» **REQUIRED TASK**:
Set down the whole listing verbatim.

START ENTRIES SUPPLIED

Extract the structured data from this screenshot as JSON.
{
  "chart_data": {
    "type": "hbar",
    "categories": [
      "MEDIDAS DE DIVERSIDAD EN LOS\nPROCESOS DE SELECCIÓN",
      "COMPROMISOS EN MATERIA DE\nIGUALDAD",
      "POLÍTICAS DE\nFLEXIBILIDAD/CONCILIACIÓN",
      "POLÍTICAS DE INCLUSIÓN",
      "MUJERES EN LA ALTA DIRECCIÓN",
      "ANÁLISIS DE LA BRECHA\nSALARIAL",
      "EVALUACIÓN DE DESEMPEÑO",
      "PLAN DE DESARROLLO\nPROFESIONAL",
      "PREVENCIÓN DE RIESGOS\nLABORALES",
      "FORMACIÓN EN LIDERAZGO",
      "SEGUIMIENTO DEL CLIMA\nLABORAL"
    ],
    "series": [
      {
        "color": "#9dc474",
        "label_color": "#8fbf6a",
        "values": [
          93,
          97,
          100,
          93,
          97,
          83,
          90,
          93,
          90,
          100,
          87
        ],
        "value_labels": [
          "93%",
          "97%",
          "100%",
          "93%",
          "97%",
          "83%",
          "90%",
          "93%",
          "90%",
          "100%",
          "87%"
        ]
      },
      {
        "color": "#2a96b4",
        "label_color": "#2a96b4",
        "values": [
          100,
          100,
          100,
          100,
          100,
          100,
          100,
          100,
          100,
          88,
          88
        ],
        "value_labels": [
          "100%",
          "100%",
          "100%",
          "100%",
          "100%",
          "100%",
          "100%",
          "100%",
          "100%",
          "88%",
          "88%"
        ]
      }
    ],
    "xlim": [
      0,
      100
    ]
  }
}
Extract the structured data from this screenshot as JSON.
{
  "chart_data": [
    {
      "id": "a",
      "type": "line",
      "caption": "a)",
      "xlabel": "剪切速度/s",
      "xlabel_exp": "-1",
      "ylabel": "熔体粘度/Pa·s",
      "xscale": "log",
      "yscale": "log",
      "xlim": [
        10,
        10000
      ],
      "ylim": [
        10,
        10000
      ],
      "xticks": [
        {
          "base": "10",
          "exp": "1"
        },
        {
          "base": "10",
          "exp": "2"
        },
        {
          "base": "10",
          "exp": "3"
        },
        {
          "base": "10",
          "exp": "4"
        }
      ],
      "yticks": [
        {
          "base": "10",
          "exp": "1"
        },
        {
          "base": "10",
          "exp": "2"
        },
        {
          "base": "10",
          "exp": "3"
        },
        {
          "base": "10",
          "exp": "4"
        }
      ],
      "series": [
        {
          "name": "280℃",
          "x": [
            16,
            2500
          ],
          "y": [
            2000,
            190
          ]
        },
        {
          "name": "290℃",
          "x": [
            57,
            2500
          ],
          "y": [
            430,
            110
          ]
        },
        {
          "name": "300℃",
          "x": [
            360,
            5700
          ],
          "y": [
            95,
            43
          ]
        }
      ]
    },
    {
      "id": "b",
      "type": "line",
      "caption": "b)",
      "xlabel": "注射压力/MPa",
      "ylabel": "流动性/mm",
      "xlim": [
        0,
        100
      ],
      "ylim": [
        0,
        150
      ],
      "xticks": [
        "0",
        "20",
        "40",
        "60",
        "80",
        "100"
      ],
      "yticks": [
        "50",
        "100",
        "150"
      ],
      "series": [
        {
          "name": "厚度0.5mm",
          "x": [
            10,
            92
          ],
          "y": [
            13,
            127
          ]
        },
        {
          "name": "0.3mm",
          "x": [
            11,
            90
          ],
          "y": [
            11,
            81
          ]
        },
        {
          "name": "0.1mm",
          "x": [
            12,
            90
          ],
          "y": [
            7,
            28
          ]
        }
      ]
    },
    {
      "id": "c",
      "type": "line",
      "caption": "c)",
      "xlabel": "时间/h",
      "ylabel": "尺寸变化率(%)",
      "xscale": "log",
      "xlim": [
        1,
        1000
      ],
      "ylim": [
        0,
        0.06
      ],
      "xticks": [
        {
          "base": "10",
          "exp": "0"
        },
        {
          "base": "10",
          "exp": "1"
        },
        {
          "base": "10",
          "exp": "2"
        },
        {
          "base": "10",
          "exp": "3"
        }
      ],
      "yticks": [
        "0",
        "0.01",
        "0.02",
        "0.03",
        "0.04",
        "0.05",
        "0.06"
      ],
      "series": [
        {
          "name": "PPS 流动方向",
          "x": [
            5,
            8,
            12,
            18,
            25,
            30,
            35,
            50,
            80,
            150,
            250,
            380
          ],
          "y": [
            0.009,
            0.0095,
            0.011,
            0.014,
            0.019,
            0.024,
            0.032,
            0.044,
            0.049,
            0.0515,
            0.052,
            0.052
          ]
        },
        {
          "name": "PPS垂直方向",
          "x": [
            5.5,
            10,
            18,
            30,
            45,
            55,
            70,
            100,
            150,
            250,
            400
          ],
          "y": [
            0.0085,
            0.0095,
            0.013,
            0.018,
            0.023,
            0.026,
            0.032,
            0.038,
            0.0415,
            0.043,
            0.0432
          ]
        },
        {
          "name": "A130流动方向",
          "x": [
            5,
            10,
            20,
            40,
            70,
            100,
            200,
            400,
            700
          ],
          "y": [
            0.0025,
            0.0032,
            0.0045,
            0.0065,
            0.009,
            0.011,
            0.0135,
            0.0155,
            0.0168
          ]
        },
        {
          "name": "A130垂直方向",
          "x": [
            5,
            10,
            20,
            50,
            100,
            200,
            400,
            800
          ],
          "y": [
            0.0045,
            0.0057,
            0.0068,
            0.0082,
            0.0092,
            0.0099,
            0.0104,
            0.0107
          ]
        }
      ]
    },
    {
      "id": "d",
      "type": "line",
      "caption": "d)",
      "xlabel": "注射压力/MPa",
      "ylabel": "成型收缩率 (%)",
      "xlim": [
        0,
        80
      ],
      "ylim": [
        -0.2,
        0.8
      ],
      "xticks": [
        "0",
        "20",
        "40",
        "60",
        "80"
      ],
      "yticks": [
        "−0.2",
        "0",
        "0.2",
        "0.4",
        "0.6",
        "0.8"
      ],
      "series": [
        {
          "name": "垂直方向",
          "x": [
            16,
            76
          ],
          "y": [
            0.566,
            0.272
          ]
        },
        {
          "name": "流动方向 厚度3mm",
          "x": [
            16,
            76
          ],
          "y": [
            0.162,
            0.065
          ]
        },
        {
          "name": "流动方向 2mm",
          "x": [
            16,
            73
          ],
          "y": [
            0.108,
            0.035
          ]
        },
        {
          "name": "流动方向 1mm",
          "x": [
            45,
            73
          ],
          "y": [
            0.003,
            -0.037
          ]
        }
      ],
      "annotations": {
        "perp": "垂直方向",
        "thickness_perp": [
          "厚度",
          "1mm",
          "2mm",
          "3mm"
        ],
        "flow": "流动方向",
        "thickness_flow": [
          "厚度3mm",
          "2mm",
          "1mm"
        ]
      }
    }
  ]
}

END ENTRIES SUPPLIED

» **FULL SOLUTION**:
Extract the structured data from this screenshot as JSON.
{
  "chart_data": {
    "type": "hbar",
    "categories": [
      "MEDIDAS DE DIVERSIDAD EN LOS\nPROCESOS DE SELECCIÓN",
      "COMPROMISOS EN MATERIA DE\nIGUALDAD",
      "POLÍTICAS DE\nFLEXIBILIDAD/CONCILIACIÓN",
      "POLÍTICAS DE INCLUSIÓN",
      "MUJERES EN LA ALTA DIRECCIÓN",
      "ANÁLISIS DE LA BRECHA\nSALARIAL",
      "EVALUACIÓN DE DESEMPEÑO",
      "PLAN DE DESARROLLO\nPROFESIONAL",
      "PREVENCIÓN DE RIESGOS\nLABORALES",
      "FORMACIÓN EN LIDERAZGO",
      "SEGUIMIENTO DEL CLIMA\nLABORAL"
    ],
    "series": [
      {
        "color": "#9dc474",
        "label_color": "#8fbf6a",
        "values": [
          93,
          97,
          100,
          93,
          97,
          83,
          90,
          93,
          90,
          100,
          87
        ],
        "value_labels": [
          "93%",
          "97%",
          "100%",
          "93%",
          "97%",
          "83%",
          "90%",
          "93%",
          "90%",
          "100%",
          "87%"
        ]
      },
      {
        "color": "#2a96b4",
        "label_color": "#2a96b4",
        "values": [
          100,
          100,
          100,
          100,
          100,
          100,
          100,
          100,
          100,
          88,
          88
        ],
        "value_labels": [
          "100%",
          "100%",
          "100%",
          "100%",
          "100%",
          "100%",
          "100%",
          "100%",
          "100%",
          "88%",
          "88%"
        ]
      }
    ],
    "xlim": [
      0,
      100
    ]
  }
}
Extract the structured data from this screenshot as JSON.
{
  "chart_data": [
    {
      "id": "a",
      "type": "line",
      "caption": "a)",
      "xlabel": "剪切速度/s",
      "xlabel_exp": "-1",
      "ylabel": "熔体粘度/Pa·s",
      "xscale": "log",
      "yscale": "log",
      "xlim": [
        10,
        10000
      ],
      "ylim": [
        10,
        10000
      ],
      "xticks": [
        {
          "base": "10",
          "exp": "1"
        },
        {
          "base": "10",
          "exp": "2"
        },
        {
          "base": "10",
          "exp": "3"
        },
        {
          "base": "10",
          "exp": "4"
        }
      ],
      "yticks": [
        {
          "base": "10",
          "exp": "1"
        },
        {
          "base": "10",
          "exp": "2"
        },
        {
          "base": "10",
          "exp": "3"
        },
        {
          "base": "10",
          "exp": "4"
        }
      ],
      "series": [
        {
          "name": "280℃",
          "x": [
            16,
            2500
          ],
          "y": [
            2000,
            190
          ]
        },
        {
          "name": "290℃",
          "x": [
            57,
            2500
          ],
          "y": [
            430,
            110
          ]
        },
        {
          "name": "300℃",
          "x": [
            360,
            5700
          ],
          "y": [
            95,
            43
          ]
        }
      ]
    },
    {
      "id": "b",
      "type": "line",
      "caption": "b)",
      "xlabel": "注射压力/MPa",
      "ylabel": "流动性/mm",
      "xlim": [
        0,
        100
      ],
      "ylim": [
        0,
        150
      ],
      "xticks": [
        "0",
        "20",
        "40",
        "60",
        "80",
        "100"
      ],
      "yticks": [
        "50",
        "100",
        "150"
      ],
      "series": [
        {
          "name": "厚度0.5mm",
          "x": [
            10,
            92
          ],
          "y": [
            13,
            127
          ]
        },
        {
          "name": "0.3mm",
          "x": [
            11,
            90
          ],
          "y": [
            11,
            81
          ]
        },
        {
          "name": "0.1mm",
          "x": [
            12,
            90
          ],
          "y": [
            7,
            28
          ]
        }
      ]
    },
    {
      "id": "c",
      "type": "line",
      "caption": "c)",
      "xlabel": "时间/h",
      "ylabel": "尺寸变化率(%)",
      "xscale": "log",
      "xlim": [
        1,
        1000
      ],
      "ylim": [
        0,
        0.06
      ],
      "xticks": [
        {
          "base": "10",
          "exp": "0"
        },
        {
          "base": "10",
          "exp": "1"
        },
        {
          "base": "10",
          "exp": "2"
        },
        {
          "base": "10",
          "exp": "3"
        }
      ],
      "yticks": [
        "0",
        "0.01",
        "0.02",
        "0.03",
        "0.04",
        "0.05",
        "0.06"
      ],
      "series": [
        {
          "name": "PPS 流动方向",
          "x": [
            5,
            8,
            12,
            18,
            25,
            30,
            35,
            50,
            80,
            150,
            250,
            380
          ],
          "y": [
            0.009,
            0.0095,
            0.011,
            0.014,
            0.019,
            0.024,
            0.032,
            0.044,
            0.049,
            0.0515,
            0.052,
            0.052
          ]
        },
        {
          "name": "PPS垂直方向",
          "x": [
            5.5,
            10,
            18,
            30,
            45,
            55,
            70,
            100,
            150,
            250,
            400
          ],
          "y": [
            0.0085,
            0.0095,
            0.013,
            0.018,
            0.023,
            0.026,
            0.032,
            0.038,
            0.0415,
            0.043,
            0.0432
          ]
        },
        {
          "name": "A130流动方向",
          "x": [
            5,
            10,
            20,
            40,
            70,
            100,
            200,
            400,
            700
          ],
          "y": [
            0.0025,
            0.0032,
            0.0045,
            0.0065,
            0.009,
            0.011,
            0.0135,
            0.0155,
            0.0168
          ]
        },
        {
          "name": "A130垂直方向",
          "x": [
            5,
            10,
            20,
            50,
            100,
            200,
            400,
            800
          ],
          "y": [
            0.0045,
            0.0057,
            0.0068,
            0.0082,
            0.0092,
            0.0099,
            0.0104,
            0.0107
          ]
        }
      ]
    },
    {
      "id": "d",
      "type": "line",
      "caption": "d)",
      "xlabel": "注射压力/MPa",
      "ylabel": "成型收缩率 (%)",
      "xlim": [
        0,
        80
      ],
      "ylim": [
        -0.2,
        0.8
      ],
      "xticks": [
        "0",
        "20",
        "40",
        "60",
        "80"
      ],
      "yticks": [
        "−0.2",
        "0",
        "0.2",
        "0.4",
        "0.6",
        "0.8"
      ],
      "series": [
        {
          "name": "垂直方向",
          "x": [
            16,
            76
          ],
          "y": [
            0.566,
            0.272
          ]
        },
        {
          "name": "流动方向 厚度3mm",
          "x": [
            16,
            76
          ],
          "y": [
            0.162,
            0.065
          ]
        },
        {
          "name": "流动方向 2mm",
          "x": [
            16,
            73
          ],
          "y": [
            0.108,
            0.035
          ]
        },
        {
          "name": "流动方向 1mm",
          "x": [
            45,
            73
          ],
          "y": [
            0.003,
            -0.037
          ]
        }
      ],
      "annotations": {
        "perp": "垂直方向",
        "thickness_perp": [
          "厚度",
          "1mm",
          "2mm",
          "3mm"
        ],
        "flow": "流动方向",
        "thickness_flow": [
          "厚度3mm",
          "2mm",
          "1mm"
        ]
      }
    }
  ]
}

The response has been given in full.